--- Start Excerpted data ---
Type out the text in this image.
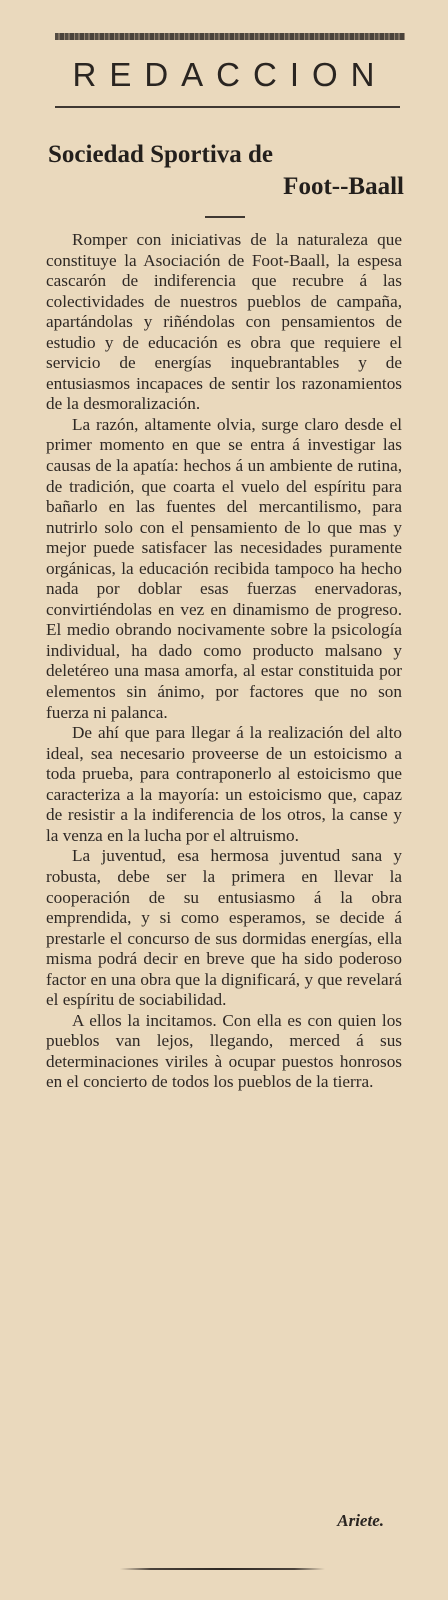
REDACCION
Sociedad Sportiva de
Foot--Baall

Romper con iniciativas de la naturaleza que constituye la Asociación de Foot-Baall, la espesa cascarón de indiferencia que recubre á las colectividades de nuestros pueblos de campaña, apartándolas y riñéndolas con pensamientos de estudio y de educación es obra que requiere el servicio de energías inquebrantables y de entusiasmos incapaces de sentir los razonamientos de la desmoralización.

La razón, altamente olvia, surge claro desde el primer momento en que se entra á investigar las causas de la apatía: hechos á un ambiente de rutina, de tradición, que coarta el vuelo del espíritu para bañarlo en las fuentes del mercantilismo, para nutrirlo solo con el pensamiento de lo que mas y mejor puede satisfacer las necesidades puramente orgánicas, la educación recibida tampoco ha hecho nada por doblar esas fuerzas enervadoras, convirtiéndolas en vez en dinamismo de progreso. El medio obrando nocivamente sobre la psicología individual, ha dado como producto malsano y deletéreo una masa amorfa, al estar constituida por elementos sin ánimo, por factores que no son fuerza ni palanca.

De ahí que para llegar á la realización del alto ideal, sea necesario proveerse de un estoicismo a toda prueba, para contraponerlo al estoicismo que caracteriza a la mayoría: un estoicismo que, capaz de resistir a la indiferencia de los otros, la canse y la venza en la lucha por el altruismo.

La juventud, esa hermosa juventud sana y robusta, debe ser la primera en llevar la cooperación de su entusiasmo á la obra emprendida, y si como esperamos, se decide á prestarle el concurso de sus dormidas energías, ella misma podrá decir en breve que ha sido poderoso factor en una obra que la dignificará, y que revelará el espíritu de sociabilidad.

A ellos la incitamos. Con ella es con quien los pueblos van lejos, llegando, merced á sus determinaciones viriles à ocupar puestos honrosos en el concierto de todos los pueblos de la tierra.

Ariete.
--- End Excerpted data ---
**What to work on**
Reproduce every record above exactly, but leave out the pictures.

**Task answer**
Type out the text in this image.
REDACCION
Sociedad Sportiva de
Foot--Baall

Romper con iniciativas de la naturaleza que constituye la Asociación de Foot-Baall, la espesa cascarón de indiferencia que recubre á las colectividades de nuestros pueblos de campaña, apartándolas y riñéndolas con pensamientos de estudio y de educación es obra que requiere el servicio de energías inquebrantables y de entusiasmos incapaces de sentir los razonamientos de la desmoralización.

La razón, altamente olvia, surge claro desde el primer momento en que se entra á investigar las causas de la apatía: hechos á un ambiente de rutina, de tradición, que coarta el vuelo del espíritu para bañarlo en las fuentes del mercantilismo, para nutrirlo solo con el pensamiento de lo que mas y mejor puede satisfacer las necesidades puramente orgánicas, la educación recibida tampoco ha hecho nada por doblar esas fuerzas enervadoras, convirtiéndolas en vez en dinamismo de progreso. El medio obrando nocivamente sobre la psicología individual, ha dado como producto malsano y deletéreo una masa amorfa, al estar constituida por elementos sin ánimo, por factores que no son fuerza ni palanca.

De ahí que para llegar á la realización del alto ideal, sea necesario proveerse de un estoicismo a toda prueba, para contraponerlo al estoicismo que caracteriza a la mayoría: un estoicismo que, capaz de resistir a la indiferencia de los otros, la canse y la venza en la lucha por el altruismo.

La juventud, esa hermosa juventud sana y robusta, debe ser la primera en llevar la cooperación de su entusiasmo á la obra emprendida, y si como esperamos, se decide á prestarle el concurso de sus dormidas energías, ella misma podrá decir en breve que ha sido poderoso factor en una obra que la dignificará, y que revelará el espíritu de sociabilidad.

A ellos la incitamos. Con ella es con quien los pueblos van lejos, llegando, merced á sus determinaciones viriles à ocupar puestos honrosos en el concierto de todos los pueblos de la tierra.

Ariete.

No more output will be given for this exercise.